- Exercise:
List each line of the data that holds the string "winningLotto", please.

- Extracted material:

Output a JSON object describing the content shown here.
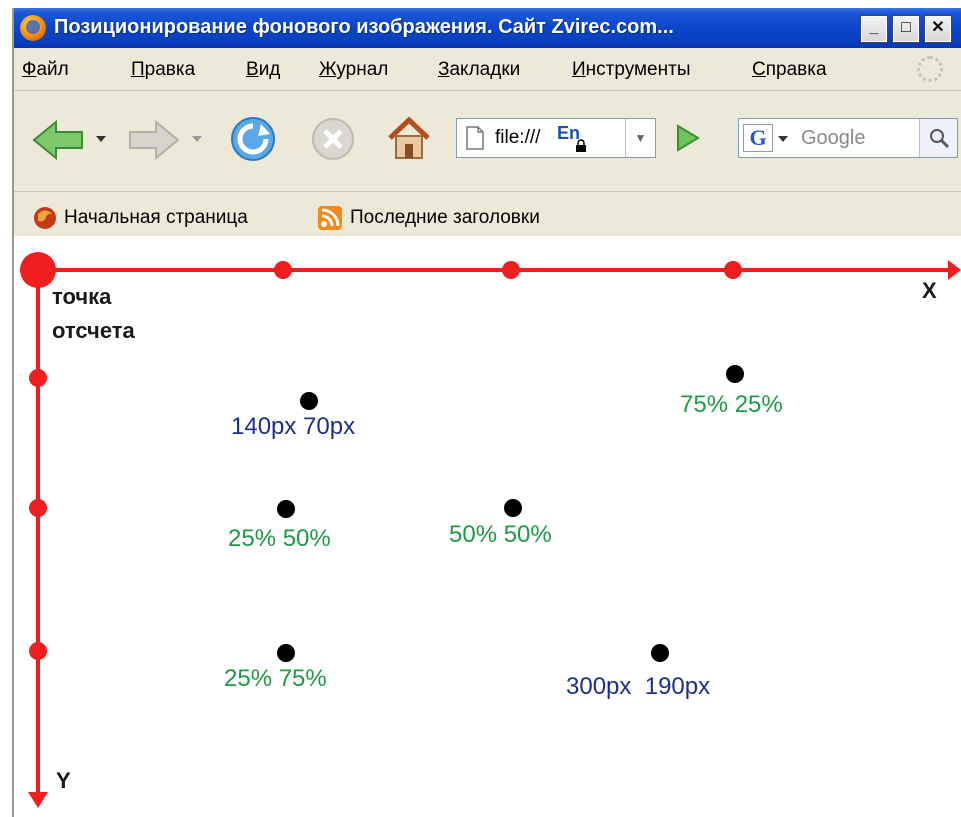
{
  "window": {
    "title": "Позиционирование фонового изображения. Сайт Zvirec.com...",
    "controls": {
      "minimize": "_",
      "maximize": "□",
      "close": "✕"
    }
  },
  "menu": {
    "items": [
      {
        "underlined": "Ф",
        "rest": "айл"
      },
      {
        "underlined": "П",
        "rest": "равка"
      },
      {
        "underlined": "В",
        "rest": "ид"
      },
      {
        "underlined": "Ж",
        "rest": "урнал"
      },
      {
        "underlined": "З",
        "rest": "акладки"
      },
      {
        "underlined": "И",
        "rest": "нструменты"
      },
      {
        "underlined": "С",
        "rest": "правка"
      }
    ]
  },
  "toolbar": {
    "address": "file:///",
    "lang_badge": "En",
    "search_engine_letter": "G",
    "search_placeholder": "Google",
    "icons": [
      "back-arrow-icon",
      "forward-arrow-icon",
      "reload-icon",
      "stop-icon",
      "home-icon",
      "page-icon",
      "go-icon",
      "magnifier-icon"
    ]
  },
  "bookmarks": {
    "items": [
      {
        "label": "Начальная страница",
        "icon": "firefox-bookmark-icon"
      },
      {
        "label": "Последние заголовки",
        "icon": "rss-feed-icon"
      }
    ]
  },
  "diagram": {
    "origin_label_line1": "точка",
    "origin_label_line2": "отсчета",
    "x_axis_label": "X",
    "y_axis_label": "Y",
    "axis_color": "#f01e1e",
    "points": [
      {
        "label": "140px 70px",
        "color": "#1e2f8c"
      },
      {
        "label": "75% 25%",
        "color": "#1f9a47"
      },
      {
        "label": "25% 50%",
        "color": "#1f9a47"
      },
      {
        "label": "50% 50%",
        "color": "#1f9a47"
      },
      {
        "label": "25% 75%",
        "color": "#1f9a47"
      },
      {
        "label": "300px  190px",
        "color": "#1e2f8c"
      }
    ]
  }
}
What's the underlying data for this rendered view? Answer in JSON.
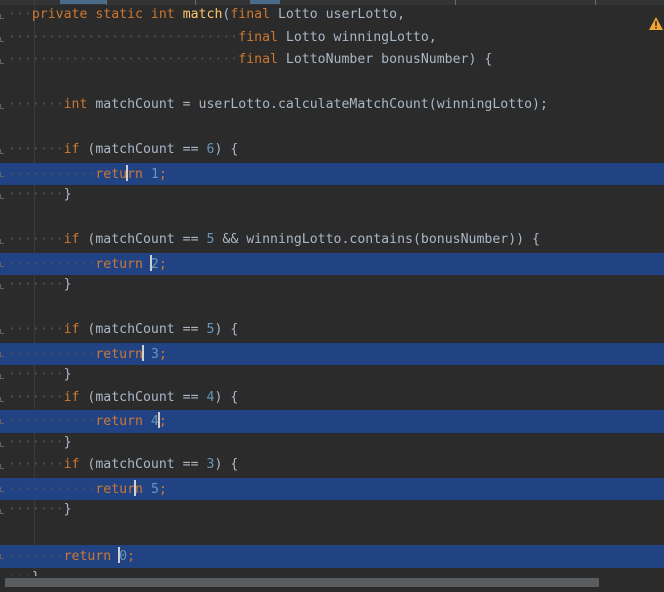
{
  "editor": {
    "indicator_colors": {
      "keyword": "#cc7832",
      "method": "#ffc66d",
      "number": "#6897bb",
      "text": "#a9b7c6",
      "selection": "#214283",
      "background": "#2b2b2b"
    },
    "warning_icon": "warning-icon",
    "lines": [
      {
        "ws": "···",
        "parts": [
          [
            "kw",
            "private static int "
          ],
          [
            "fn",
            "match"
          ],
          [
            "txt",
            "("
          ],
          [
            "kw",
            "final "
          ],
          [
            "txt",
            "Lotto userLotto,"
          ]
        ]
      },
      {
        "ws": "·····························",
        "parts": [
          [
            "kw",
            "final "
          ],
          [
            "txt",
            "Lotto winningLotto,"
          ]
        ]
      },
      {
        "ws": "·····························",
        "parts": [
          [
            "kw",
            "final "
          ],
          [
            "txt",
            "LottoNumber bonusNumber) {"
          ]
        ]
      },
      {
        "ws": "",
        "parts": []
      },
      {
        "ws": "·······",
        "parts": [
          [
            "kw",
            "int "
          ],
          [
            "txt",
            "matchCount = userLotto.calculateMatchCount(winningLotto);"
          ]
        ]
      },
      {
        "ws": "",
        "parts": []
      },
      {
        "ws": "·······",
        "parts": [
          [
            "kw",
            "if "
          ],
          [
            "txt",
            "(matchCount == "
          ],
          [
            "num",
            "6"
          ],
          [
            "txt",
            ") {"
          ]
        ]
      },
      {
        "ws": "···········",
        "sel": true,
        "parts": [
          [
            "kw",
            "retu"
          ],
          [
            "caret",
            ""
          ],
          [
            "kw",
            "rn "
          ],
          [
            "num",
            "1"
          ],
          [
            "kw",
            ";"
          ]
        ]
      },
      {
        "ws": "·······",
        "parts": [
          [
            "txt",
            "}"
          ]
        ]
      },
      {
        "ws": "",
        "parts": []
      },
      {
        "ws": "·······",
        "parts": [
          [
            "kw",
            "if "
          ],
          [
            "txt",
            "(matchCount == "
          ],
          [
            "num",
            "5"
          ],
          [
            "txt",
            " && winningLotto.contains(bonusNumber)) {"
          ]
        ]
      },
      {
        "ws": "···········",
        "sel": true,
        "parts": [
          [
            "kw",
            "return "
          ],
          [
            "caret",
            ""
          ],
          [
            "num",
            "2"
          ],
          [
            "kw",
            ";"
          ]
        ]
      },
      {
        "ws": "·······",
        "parts": [
          [
            "txt",
            "}"
          ]
        ]
      },
      {
        "ws": "",
        "parts": []
      },
      {
        "ws": "·······",
        "parts": [
          [
            "kw",
            "if "
          ],
          [
            "txt",
            "(matchCount == "
          ],
          [
            "num",
            "5"
          ],
          [
            "txt",
            ") {"
          ]
        ]
      },
      {
        "ws": "···········",
        "sel": true,
        "parts": [
          [
            "kw",
            "return"
          ],
          [
            "caret",
            ""
          ],
          [
            "kw",
            " "
          ],
          [
            "num",
            "3"
          ],
          [
            "kw",
            ";"
          ]
        ]
      },
      {
        "ws": "·······",
        "parts": [
          [
            "txt",
            "}"
          ]
        ]
      },
      {
        "ws": "·······",
        "parts": [
          [
            "kw",
            "if "
          ],
          [
            "txt",
            "(matchCount == "
          ],
          [
            "num",
            "4"
          ],
          [
            "txt",
            ") {"
          ]
        ]
      },
      {
        "ws": "···········",
        "sel": true,
        "parts": [
          [
            "kw",
            "return "
          ],
          [
            "num",
            "4"
          ],
          [
            "caret",
            ""
          ],
          [
            "kw",
            ";"
          ]
        ]
      },
      {
        "ws": "·······",
        "parts": [
          [
            "txt",
            "}"
          ]
        ]
      },
      {
        "ws": "·······",
        "parts": [
          [
            "kw",
            "if "
          ],
          [
            "txt",
            "(matchCount == "
          ],
          [
            "num",
            "3"
          ],
          [
            "txt",
            ") {"
          ]
        ]
      },
      {
        "ws": "···········",
        "sel": true,
        "parts": [
          [
            "kw",
            "retur"
          ],
          [
            "caret",
            ""
          ],
          [
            "kw",
            "n "
          ],
          [
            "num",
            "5"
          ],
          [
            "kw",
            ";"
          ]
        ]
      },
      {
        "ws": "·······",
        "parts": [
          [
            "txt",
            "}"
          ]
        ]
      },
      {
        "ws": "",
        "parts": []
      },
      {
        "ws": "·······",
        "sel": true,
        "parts": [
          [
            "kw",
            "return "
          ],
          [
            "caret",
            ""
          ],
          [
            "num",
            "0"
          ],
          [
            "kw",
            ";"
          ]
        ]
      },
      {
        "ws": "···",
        "parts": [
          [
            "txt",
            "}"
          ]
        ]
      }
    ]
  }
}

- The reply:
            "Lotto winningLotto,"
            "matchCount = userLotto.calculateMatchCount(winningLotto);"
            " && winningLotto.contains(bonusNumber)) {"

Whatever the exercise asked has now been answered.